[Data entries]
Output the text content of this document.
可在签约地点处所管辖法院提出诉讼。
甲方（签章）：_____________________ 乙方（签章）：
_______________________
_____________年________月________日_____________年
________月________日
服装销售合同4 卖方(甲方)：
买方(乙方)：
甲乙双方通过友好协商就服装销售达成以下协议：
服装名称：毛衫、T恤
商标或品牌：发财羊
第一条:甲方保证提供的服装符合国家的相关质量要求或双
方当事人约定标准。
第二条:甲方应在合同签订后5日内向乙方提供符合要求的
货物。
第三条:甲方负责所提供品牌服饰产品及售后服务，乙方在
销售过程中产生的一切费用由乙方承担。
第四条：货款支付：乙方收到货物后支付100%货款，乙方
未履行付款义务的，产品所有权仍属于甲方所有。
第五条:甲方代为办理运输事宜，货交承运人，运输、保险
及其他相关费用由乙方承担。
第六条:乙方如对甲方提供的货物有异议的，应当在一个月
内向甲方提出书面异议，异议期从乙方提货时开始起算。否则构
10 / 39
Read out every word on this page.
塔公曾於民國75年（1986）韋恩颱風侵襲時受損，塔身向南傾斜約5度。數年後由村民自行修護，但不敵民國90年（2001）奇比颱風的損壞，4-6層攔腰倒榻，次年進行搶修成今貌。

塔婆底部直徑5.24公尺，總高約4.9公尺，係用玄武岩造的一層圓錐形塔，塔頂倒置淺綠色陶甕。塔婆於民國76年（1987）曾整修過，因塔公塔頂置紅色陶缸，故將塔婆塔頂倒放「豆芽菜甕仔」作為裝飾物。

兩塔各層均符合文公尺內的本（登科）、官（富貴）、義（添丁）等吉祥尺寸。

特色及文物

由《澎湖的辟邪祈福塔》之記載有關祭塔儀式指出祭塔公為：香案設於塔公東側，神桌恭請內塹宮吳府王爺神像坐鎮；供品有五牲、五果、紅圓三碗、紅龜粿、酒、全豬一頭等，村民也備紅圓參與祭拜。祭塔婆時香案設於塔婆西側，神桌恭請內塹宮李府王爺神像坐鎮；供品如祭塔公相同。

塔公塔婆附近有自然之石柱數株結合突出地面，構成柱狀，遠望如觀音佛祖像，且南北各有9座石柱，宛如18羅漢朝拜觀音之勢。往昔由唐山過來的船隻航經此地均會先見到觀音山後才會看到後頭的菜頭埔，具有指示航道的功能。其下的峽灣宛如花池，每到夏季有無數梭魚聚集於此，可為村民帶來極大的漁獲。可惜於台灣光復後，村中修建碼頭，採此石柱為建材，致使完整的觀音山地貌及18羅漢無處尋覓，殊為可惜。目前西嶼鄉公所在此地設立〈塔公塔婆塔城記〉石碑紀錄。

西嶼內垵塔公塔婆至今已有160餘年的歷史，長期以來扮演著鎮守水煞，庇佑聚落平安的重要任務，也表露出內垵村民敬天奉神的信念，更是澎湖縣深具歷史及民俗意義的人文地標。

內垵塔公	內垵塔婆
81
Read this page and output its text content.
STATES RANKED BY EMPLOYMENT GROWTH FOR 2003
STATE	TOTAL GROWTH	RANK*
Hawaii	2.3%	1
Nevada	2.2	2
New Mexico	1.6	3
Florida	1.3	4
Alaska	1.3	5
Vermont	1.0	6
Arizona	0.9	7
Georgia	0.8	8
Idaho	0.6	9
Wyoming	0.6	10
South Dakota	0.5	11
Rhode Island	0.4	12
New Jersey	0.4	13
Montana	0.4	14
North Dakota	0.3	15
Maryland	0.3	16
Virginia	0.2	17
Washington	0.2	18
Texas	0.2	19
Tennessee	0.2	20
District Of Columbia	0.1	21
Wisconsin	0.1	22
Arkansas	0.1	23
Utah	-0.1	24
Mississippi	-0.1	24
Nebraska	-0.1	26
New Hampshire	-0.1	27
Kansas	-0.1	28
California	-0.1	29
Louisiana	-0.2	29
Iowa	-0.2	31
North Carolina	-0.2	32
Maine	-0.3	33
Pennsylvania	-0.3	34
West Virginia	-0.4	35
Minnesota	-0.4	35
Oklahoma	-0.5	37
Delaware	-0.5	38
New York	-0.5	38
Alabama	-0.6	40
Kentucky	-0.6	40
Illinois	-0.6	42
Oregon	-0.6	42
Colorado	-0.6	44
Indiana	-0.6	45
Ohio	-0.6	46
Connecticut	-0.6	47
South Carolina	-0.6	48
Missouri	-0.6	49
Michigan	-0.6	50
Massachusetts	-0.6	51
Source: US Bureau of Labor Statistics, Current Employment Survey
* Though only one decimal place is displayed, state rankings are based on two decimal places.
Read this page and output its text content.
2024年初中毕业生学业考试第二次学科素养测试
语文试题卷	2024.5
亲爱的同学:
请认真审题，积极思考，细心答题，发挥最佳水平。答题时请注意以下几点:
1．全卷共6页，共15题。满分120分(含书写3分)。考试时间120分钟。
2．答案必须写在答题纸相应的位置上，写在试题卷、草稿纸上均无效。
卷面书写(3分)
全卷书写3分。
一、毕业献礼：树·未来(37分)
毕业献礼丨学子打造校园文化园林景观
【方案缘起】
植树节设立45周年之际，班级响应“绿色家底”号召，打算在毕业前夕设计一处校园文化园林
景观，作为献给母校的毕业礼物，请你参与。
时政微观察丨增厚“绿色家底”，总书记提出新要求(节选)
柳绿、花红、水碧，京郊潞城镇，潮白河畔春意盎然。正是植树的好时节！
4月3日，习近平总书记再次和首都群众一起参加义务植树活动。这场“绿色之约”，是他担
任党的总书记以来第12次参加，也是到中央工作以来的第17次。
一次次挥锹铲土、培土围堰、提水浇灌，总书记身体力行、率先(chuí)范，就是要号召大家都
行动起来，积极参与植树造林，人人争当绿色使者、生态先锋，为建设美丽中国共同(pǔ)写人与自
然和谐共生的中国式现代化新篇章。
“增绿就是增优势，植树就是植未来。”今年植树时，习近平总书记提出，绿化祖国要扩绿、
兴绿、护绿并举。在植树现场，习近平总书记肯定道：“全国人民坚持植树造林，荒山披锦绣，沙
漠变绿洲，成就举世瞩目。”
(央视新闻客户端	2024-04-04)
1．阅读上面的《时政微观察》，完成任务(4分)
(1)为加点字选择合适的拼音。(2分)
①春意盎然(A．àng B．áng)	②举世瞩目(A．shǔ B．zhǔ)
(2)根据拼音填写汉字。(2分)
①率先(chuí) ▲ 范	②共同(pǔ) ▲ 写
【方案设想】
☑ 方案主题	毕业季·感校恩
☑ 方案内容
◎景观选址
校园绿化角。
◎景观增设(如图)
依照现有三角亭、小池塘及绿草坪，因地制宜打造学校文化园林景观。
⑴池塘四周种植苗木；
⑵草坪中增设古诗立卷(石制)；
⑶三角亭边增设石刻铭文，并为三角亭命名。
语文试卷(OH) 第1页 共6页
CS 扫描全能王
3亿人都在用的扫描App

Given problem
All of the entries should be written out again exactly.

Finished exercise
Output the text content of this document.
可在签约地点处所管辖法院提出诉讼。
甲方（签章）：_____________________ 乙方（签章）：
_______________________
_____________年________月________日_____________年
________月________日
服装销售合同4 卖方(甲方)：
买方(乙方)：
甲乙双方通过友好协商就服装销售达成以下协议：
服装名称：毛衫、T恤
商标或品牌：发财羊
第一条:甲方保证提供的服装符合国家的相关质量要求或双
方当事人约定标准。
第二条:甲方应在合同签订后5日内向乙方提供符合要求的
货物。
第三条:甲方负责所提供品牌服饰产品及售后服务，乙方在
销售过程中产生的一切费用由乙方承担。
第四条：货款支付：乙方收到货物后支付100%货款，乙方
未履行付款义务的，产品所有权仍属于甲方所有。
第五条:甲方代为办理运输事宜，货交承运人，运输、保险
及其他相关费用由乙方承担。
第六条:乙方如对甲方提供的货物有异议的，应当在一个月
内向甲方提出书面异议，异议期从乙方提货时开始起算。否则构
10 / 39
Read out every word on this page.
塔公曾於民國75年（1986）韋恩颱風侵襲時受損，塔身向南傾斜約5度。數年後由村民自行修護，但不敵民國90年（2001）奇比颱風的損壞，4-6層攔腰倒榻，次年進行搶修成今貌。

塔婆底部直徑5.24公尺，總高約4.9公尺，係用玄武岩造的一層圓錐形塔，塔頂倒置淺綠色陶甕。塔婆於民國76年（1987）曾整修過，因塔公塔頂置紅色陶缸，故將塔婆塔頂倒放「豆芽菜甕仔」作為裝飾物。

兩塔各層均符合文公尺內的本（登科）、官（富貴）、義（添丁）等吉祥尺寸。

特色及文物

由《澎湖的辟邪祈福塔》之記載有關祭塔儀式指出祭塔公為：香案設於塔公東側，神桌恭請內塹宮吳府王爺神像坐鎮；供品有五牲、五果、紅圓三碗、紅龜粿、酒、全豬一頭等，村民也備紅圓參與祭拜。祭塔婆時香案設於塔婆西側，神桌恭請內塹宮李府王爺神像坐鎮；供品如祭塔公相同。

塔公塔婆附近有自然之石柱數株結合突出地面，構成柱狀，遠望如觀音佛祖像，且南北各有9座石柱，宛如18羅漢朝拜觀音之勢。往昔由唐山過來的船隻航經此地均會先見到觀音山後才會看到後頭的菜頭埔，具有指示航道的功能。其下的峽灣宛如花池，每到夏季有無數梭魚聚集於此，可為村民帶來極大的漁獲。可惜於台灣光復後，村中修建碼頭，採此石柱為建材，致使完整的觀音山地貌及18羅漢無處尋覓，殊為可惜。目前西嶼鄉公所在此地設立〈塔公塔婆塔城記〉石碑紀錄。

西嶼內垵塔公塔婆至今已有160餘年的歷史，長期以來扮演著鎮守水煞，庇佑聚落平安的重要任務，也表露出內垵村民敬天奉神的信念，更是澎湖縣深具歷史及民俗意義的人文地標。

內垵塔公	內垵塔婆
81
Read this page and output its text content.
STATES RANKED BY EMPLOYMENT GROWTH FOR 2003
STATE	TOTAL GROWTH	RANK*
Hawaii	2.3%	1
Nevada	2.2	2
New Mexico	1.6	3
Florida	1.3	4
Alaska	1.3	5
Vermont	1.0	6
Arizona	0.9	7
Georgia	0.8	8
Idaho	0.6	9
Wyoming	0.6	10
South Dakota	0.5	11
Rhode Island	0.4	12
New Jersey	0.4	13
Montana	0.4	14
North Dakota	0.3	15
Maryland	0.3	16
Virginia	0.2	17
Washington	0.2	18
Texas	0.2	19
Tennessee	0.2	20
District Of Columbia	0.1	21
Wisconsin	0.1	22
Arkansas	0.1	23
Utah	-0.1	24
Mississippi	-0.1	24
Nebraska	-0.1	26
New Hampshire	-0.1	27
Kansas	-0.1	28
California	-0.1	29
Louisiana	-0.2	29
Iowa	-0.2	31
North Carolina	-0.2	32
Maine	-0.3	33
Pennsylvania	-0.3	34
West Virginia	-0.4	35
Minnesota	-0.4	35
Oklahoma	-0.5	37
Delaware	-0.5	38
New York	-0.5	38
Alabama	-0.6	40
Kentucky	-0.6	40
Illinois	-0.6	42
Oregon	-0.6	42
Colorado	-0.6	44
Indiana	-0.6	45
Ohio	-0.6	46
Connecticut	-0.6	47
South Carolina	-0.6	48
Missouri	-0.6	49
Michigan	-0.6	50
Massachusetts	-0.6	51
Source: US Bureau of Labor Statistics, Current Employment Survey
* Though only one decimal place is displayed, state rankings are based on two decimal places.
Read this page and output its text content.
2024年初中毕业生学业考试第二次学科素养测试
语文试题卷	2024.5
亲爱的同学:
请认真审题，积极思考，细心答题，发挥最佳水平。答题时请注意以下几点:
1．全卷共6页，共15题。满分120分(含书写3分)。考试时间120分钟。
2．答案必须写在答题纸相应的位置上，写在试题卷、草稿纸上均无效。
卷面书写(3分)
全卷书写3分。
一、毕业献礼：树·未来(37分)
毕业献礼丨学子打造校园文化园林景观
【方案缘起】
植树节设立45周年之际，班级响应“绿色家底”号召，打算在毕业前夕设计一处校园文化园林
景观，作为献给母校的毕业礼物，请你参与。
时政微观察丨增厚“绿色家底”，总书记提出新要求(节选)
柳绿、花红、水碧，京郊潞城镇，潮白河畔春意盎然。正是植树的好时节！
4月3日，习近平总书记再次和首都群众一起参加义务植树活动。这场“绿色之约”，是他担
任党的总书记以来第12次参加，也是到中央工作以来的第17次。
一次次挥锹铲土、培土围堰、提水浇灌，总书记身体力行、率先(chuí)范，就是要号召大家都
行动起来，积极参与植树造林，人人争当绿色使者、生态先锋，为建设美丽中国共同(pǔ)写人与自
然和谐共生的中国式现代化新篇章。
“增绿就是增优势，植树就是植未来。”今年植树时，习近平总书记提出，绿化祖国要扩绿、
兴绿、护绿并举。在植树现场，习近平总书记肯定道：“全国人民坚持植树造林，荒山披锦绣，沙
漠变绿洲，成就举世瞩目。”
(央视新闻客户端	2024-04-04)
1．阅读上面的《时政微观察》，完成任务(4分)
(1)为加点字选择合适的拼音。(2分)
①春意盎然(A．àng B．áng)	②举世瞩目(A．shǔ B．zhǔ)
(2)根据拼音填写汉字。(2分)
①率先(chuí) ▲ 范	②共同(pǔ) ▲ 写
【方案设想】
☑ 方案主题	毕业季·感校恩
☑ 方案内容
◎景观选址
校园绿化角。
◎景观增设(如图)
依照现有三角亭、小池塘及绿草坪，因地制宜打造学校文化园林景观。
⑴池塘四周种植苗木；
⑵草坪中增设古诗立卷(石制)；
⑶三角亭边增设石刻铭文，并为三角亭命名。
语文试卷(OH) 第1页 共6页
CS 扫描全能王
3亿人都在用的扫描App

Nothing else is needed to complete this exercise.